>> Start

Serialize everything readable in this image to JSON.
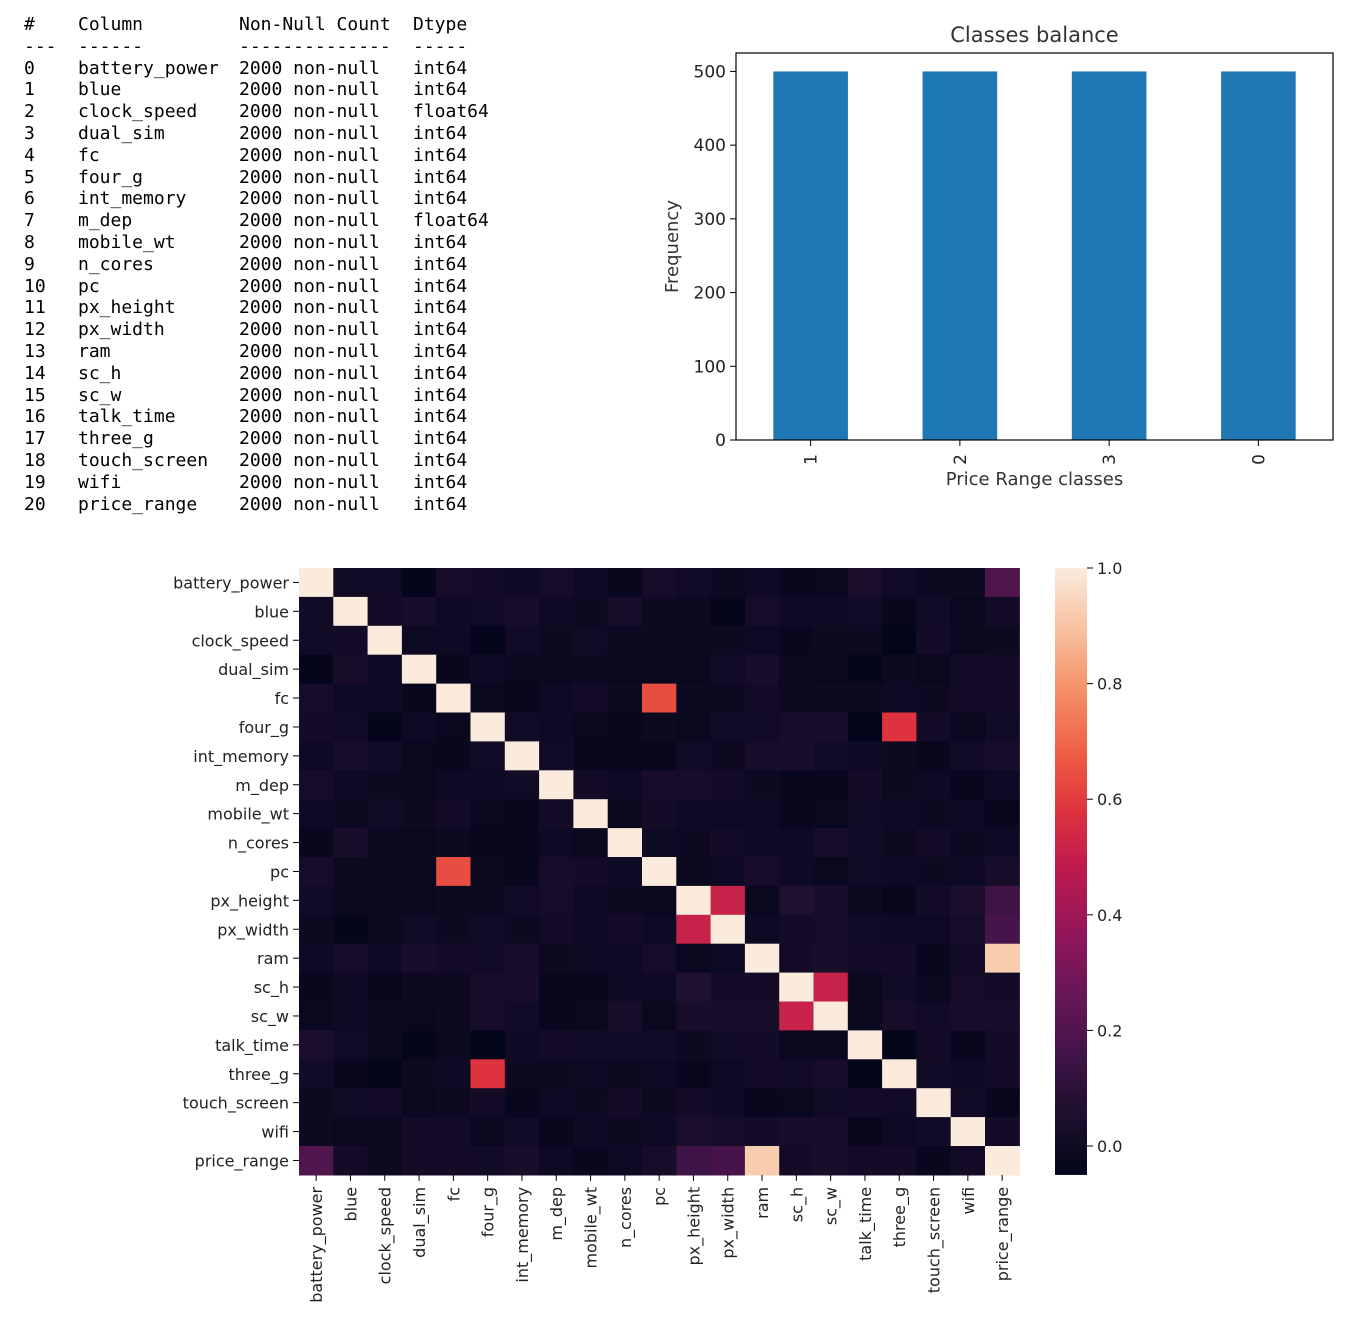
{
  "info_table": {
    "headers": {
      "idx": "#",
      "column": "Column",
      "non_null": "Non-Null Count",
      "dtype": "Dtype"
    },
    "dashes": {
      "idx": "---",
      "column": "------",
      "non_null": "--------------",
      "dtype": "-----"
    },
    "rows": [
      {
        "idx": "0",
        "column": "battery_power",
        "non_null": "2000 non-null",
        "dtype": "int64"
      },
      {
        "idx": "1",
        "column": "blue",
        "non_null": "2000 non-null",
        "dtype": "int64"
      },
      {
        "idx": "2",
        "column": "clock_speed",
        "non_null": "2000 non-null",
        "dtype": "float64"
      },
      {
        "idx": "3",
        "column": "dual_sim",
        "non_null": "2000 non-null",
        "dtype": "int64"
      },
      {
        "idx": "4",
        "column": "fc",
        "non_null": "2000 non-null",
        "dtype": "int64"
      },
      {
        "idx": "5",
        "column": "four_g",
        "non_null": "2000 non-null",
        "dtype": "int64"
      },
      {
        "idx": "6",
        "column": "int_memory",
        "non_null": "2000 non-null",
        "dtype": "int64"
      },
      {
        "idx": "7",
        "column": "m_dep",
        "non_null": "2000 non-null",
        "dtype": "float64"
      },
      {
        "idx": "8",
        "column": "mobile_wt",
        "non_null": "2000 non-null",
        "dtype": "int64"
      },
      {
        "idx": "9",
        "column": "n_cores",
        "non_null": "2000 non-null",
        "dtype": "int64"
      },
      {
        "idx": "10",
        "column": "pc",
        "non_null": "2000 non-null",
        "dtype": "int64"
      },
      {
        "idx": "11",
        "column": "px_height",
        "non_null": "2000 non-null",
        "dtype": "int64"
      },
      {
        "idx": "12",
        "column": "px_width",
        "non_null": "2000 non-null",
        "dtype": "int64"
      },
      {
        "idx": "13",
        "column": "ram",
        "non_null": "2000 non-null",
        "dtype": "int64"
      },
      {
        "idx": "14",
        "column": "sc_h",
        "non_null": "2000 non-null",
        "dtype": "int64"
      },
      {
        "idx": "15",
        "column": "sc_w",
        "non_null": "2000 non-null",
        "dtype": "int64"
      },
      {
        "idx": "16",
        "column": "talk_time",
        "non_null": "2000 non-null",
        "dtype": "int64"
      },
      {
        "idx": "17",
        "column": "three_g",
        "non_null": "2000 non-null",
        "dtype": "int64"
      },
      {
        "idx": "18",
        "column": "touch_screen",
        "non_null": "2000 non-null",
        "dtype": "int64"
      },
      {
        "idx": "19",
        "column": "wifi",
        "non_null": "2000 non-null",
        "dtype": "int64"
      },
      {
        "idx": "20",
        "column": "price_range",
        "non_null": "2000 non-null",
        "dtype": "int64"
      },
      {
        "idx": "",
        "column": "",
        "non_null": "",
        "dtype": ""
      }
    ]
  },
  "chart_data": [
    {
      "type": "bar",
      "title": "Classes balance",
      "xlabel": "Price Range classes",
      "ylabel": "Frequency",
      "categories": [
        "1",
        "2",
        "3",
        "0"
      ],
      "values": [
        500,
        500,
        500,
        500
      ],
      "ylim": [
        0,
        525
      ],
      "yticks": [
        0,
        100,
        200,
        300,
        400,
        500
      ],
      "bar_color": "#1f77b4",
      "grid": false
    },
    {
      "type": "heatmap",
      "labels": [
        "battery_power",
        "blue",
        "clock_speed",
        "dual_sim",
        "fc",
        "four_g",
        "int_memory",
        "m_dep",
        "mobile_wt",
        "n_cores",
        "pc",
        "px_height",
        "px_width",
        "ram",
        "sc_h",
        "sc_w",
        "talk_time",
        "three_g",
        "touch_screen",
        "wifi",
        "price_range"
      ],
      "matrix": [
        [
          1.0,
          0.01,
          0.01,
          -0.04,
          0.03,
          0.02,
          -0.0,
          0.03,
          0.0,
          -0.03,
          0.03,
          0.01,
          -0.01,
          -0.0,
          -0.03,
          -0.02,
          0.05,
          0.01,
          -0.01,
          -0.01,
          0.2
        ],
        [
          0.01,
          1.0,
          0.02,
          0.04,
          0.0,
          0.01,
          0.04,
          0.0,
          -0.01,
          0.04,
          -0.01,
          -0.01,
          -0.04,
          0.03,
          -0.0,
          0.0,
          0.01,
          -0.03,
          0.01,
          -0.02,
          0.02
        ],
        [
          0.01,
          0.02,
          1.0,
          -0.0,
          -0.0,
          -0.04,
          0.01,
          -0.01,
          0.01,
          -0.01,
          -0.01,
          -0.01,
          -0.01,
          0.0,
          -0.03,
          -0.01,
          -0.01,
          -0.05,
          0.02,
          -0.02,
          -0.01
        ],
        [
          -0.04,
          0.04,
          -0.0,
          1.0,
          -0.03,
          0.0,
          -0.02,
          -0.02,
          -0.01,
          -0.02,
          -0.02,
          -0.02,
          0.01,
          0.04,
          -0.01,
          -0.02,
          -0.04,
          -0.01,
          -0.02,
          0.02,
          0.02
        ],
        [
          0.03,
          0.0,
          -0.0,
          -0.03,
          1.0,
          -0.02,
          -0.03,
          -0.0,
          0.02,
          -0.01,
          0.64,
          -0.01,
          -0.01,
          0.02,
          -0.01,
          -0.01,
          -0.01,
          0.0,
          -0.01,
          0.02,
          0.02
        ],
        [
          0.02,
          0.01,
          -0.04,
          0.0,
          -0.02,
          1.0,
          0.01,
          -0.0,
          -0.02,
          -0.03,
          -0.01,
          -0.02,
          0.01,
          0.01,
          0.03,
          0.04,
          -0.05,
          0.58,
          0.02,
          -0.02,
          0.01
        ],
        [
          -0.0,
          0.04,
          0.01,
          -0.02,
          -0.03,
          0.01,
          1.0,
          0.01,
          -0.03,
          -0.03,
          -0.03,
          0.01,
          -0.01,
          0.03,
          0.04,
          0.01,
          -0.0,
          -0.01,
          -0.03,
          0.01,
          0.04
        ],
        [
          0.03,
          0.0,
          -0.01,
          -0.02,
          -0.0,
          -0.0,
          0.01,
          1.0,
          0.02,
          -0.0,
          0.03,
          0.03,
          0.02,
          -0.01,
          -0.03,
          -0.03,
          0.02,
          -0.01,
          -0.0,
          -0.03,
          0.0
        ],
        [
          0.0,
          -0.01,
          0.01,
          -0.01,
          0.02,
          -0.02,
          -0.03,
          0.02,
          1.0,
          -0.02,
          0.02,
          0.0,
          0.0,
          -0.0,
          -0.03,
          -0.02,
          0.01,
          0.0,
          -0.01,
          -0.0,
          -0.03
        ],
        [
          -0.03,
          0.04,
          -0.01,
          -0.02,
          -0.01,
          -0.03,
          -0.03,
          -0.0,
          -0.02,
          1.0,
          -0.0,
          -0.01,
          0.02,
          0.0,
          -0.0,
          0.03,
          0.01,
          -0.01,
          0.02,
          -0.01,
          0.0
        ],
        [
          0.03,
          -0.01,
          -0.01,
          -0.02,
          0.64,
          -0.01,
          -0.03,
          0.03,
          0.02,
          -0.0,
          1.0,
          -0.02,
          0.0,
          0.03,
          0.0,
          -0.02,
          0.01,
          -0.0,
          -0.01,
          0.0,
          0.03
        ],
        [
          0.01,
          -0.01,
          -0.01,
          -0.02,
          -0.01,
          -0.02,
          0.01,
          0.03,
          0.0,
          -0.01,
          -0.02,
          1.0,
          0.51,
          -0.02,
          0.06,
          0.04,
          -0.01,
          -0.03,
          0.02,
          0.05,
          0.15
        ],
        [
          -0.01,
          -0.04,
          -0.01,
          0.01,
          -0.01,
          0.01,
          -0.01,
          0.02,
          0.0,
          0.02,
          0.0,
          0.51,
          1.0,
          0.0,
          0.02,
          0.03,
          0.01,
          0.0,
          -0.0,
          0.03,
          0.17
        ],
        [
          -0.0,
          0.03,
          0.0,
          0.04,
          0.02,
          0.01,
          0.03,
          -0.01,
          -0.0,
          0.0,
          0.03,
          -0.02,
          0.0,
          1.0,
          0.02,
          0.04,
          0.02,
          0.02,
          -0.03,
          0.02,
          0.92
        ],
        [
          -0.03,
          -0.0,
          -0.03,
          -0.01,
          -0.01,
          0.03,
          0.04,
          -0.03,
          -0.03,
          -0.0,
          0.0,
          0.06,
          0.02,
          0.02,
          1.0,
          0.51,
          -0.02,
          0.01,
          -0.02,
          0.03,
          0.02
        ],
        [
          -0.02,
          0.0,
          -0.01,
          -0.02,
          -0.01,
          0.04,
          0.01,
          -0.03,
          -0.02,
          0.03,
          -0.02,
          0.04,
          0.03,
          0.04,
          0.51,
          1.0,
          -0.02,
          0.03,
          0.01,
          0.04,
          0.04
        ],
        [
          0.05,
          0.01,
          -0.01,
          -0.04,
          -0.01,
          -0.05,
          -0.0,
          0.02,
          0.01,
          0.01,
          0.01,
          -0.01,
          0.01,
          0.02,
          -0.02,
          -0.02,
          1.0,
          -0.04,
          0.02,
          -0.03,
          0.02
        ],
        [
          0.01,
          -0.03,
          -0.05,
          -0.01,
          0.0,
          0.58,
          -0.01,
          -0.01,
          0.0,
          -0.01,
          -0.0,
          -0.03,
          0.0,
          0.02,
          0.01,
          0.03,
          -0.04,
          1.0,
          0.01,
          0.0,
          0.02
        ],
        [
          -0.01,
          0.01,
          0.02,
          -0.02,
          -0.01,
          0.02,
          -0.03,
          -0.0,
          -0.01,
          0.02,
          -0.01,
          0.02,
          -0.0,
          -0.03,
          -0.02,
          0.01,
          0.02,
          0.01,
          1.0,
          0.01,
          -0.03
        ],
        [
          -0.01,
          -0.02,
          -0.02,
          0.02,
          0.02,
          -0.02,
          0.01,
          -0.03,
          -0.0,
          -0.01,
          0.0,
          0.05,
          0.03,
          0.02,
          0.03,
          0.04,
          -0.03,
          0.0,
          0.01,
          1.0,
          0.02
        ],
        [
          0.2,
          0.02,
          -0.01,
          0.02,
          0.02,
          0.01,
          0.04,
          0.0,
          -0.03,
          0.0,
          0.03,
          0.15,
          0.17,
          0.92,
          0.02,
          0.04,
          0.02,
          0.02,
          -0.03,
          0.02,
          1.0
        ]
      ],
      "colorbar_range": [
        -0.05,
        1.0
      ],
      "colorbar_ticks": [
        "0.0",
        "0.2",
        "0.4",
        "0.6",
        "0.8",
        "1.0"
      ],
      "colormap": "rocket"
    }
  ]
}
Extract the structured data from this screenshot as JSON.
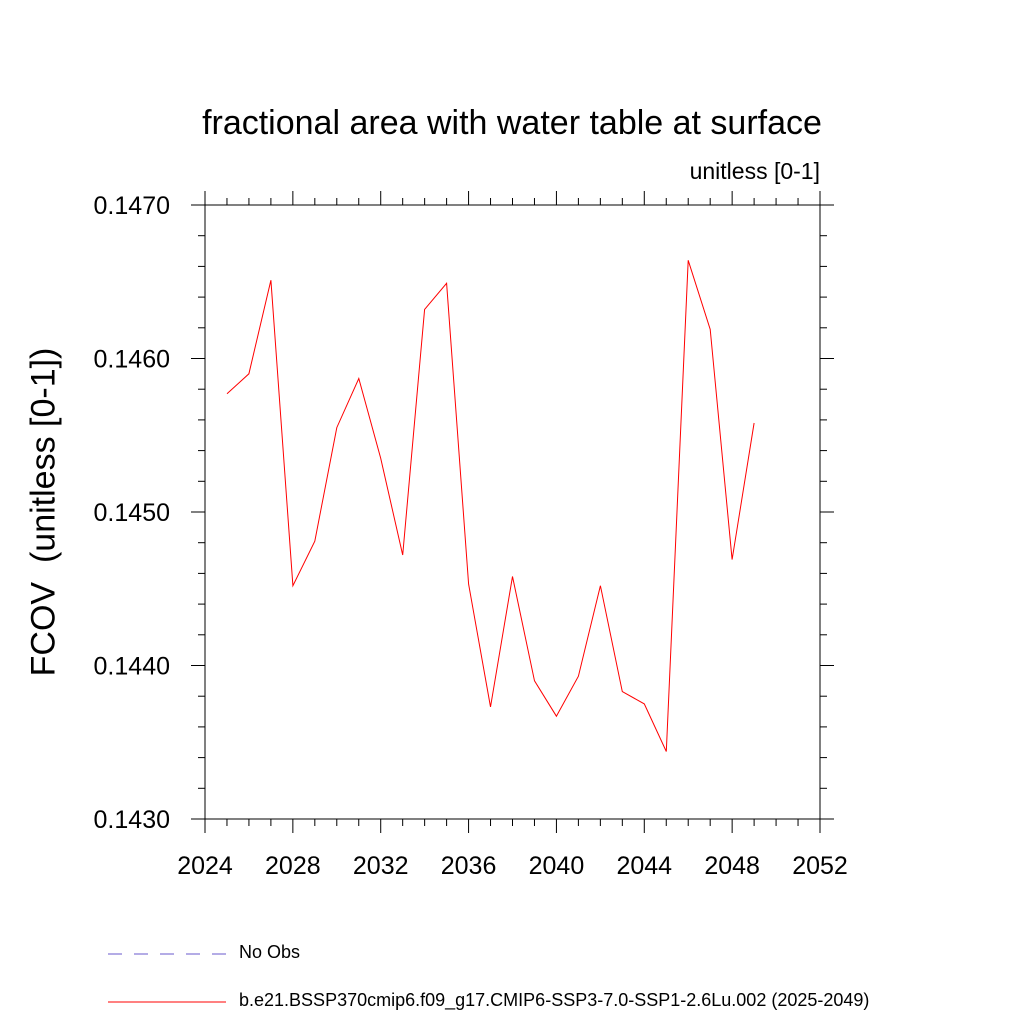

>> End

(Problem statement)
Pick each line holding the word "this" out of the data and copy it.

(Result of the task)
Serialize everything readable in this image to JSON.
Extract the structured data from this screenshot as JSON.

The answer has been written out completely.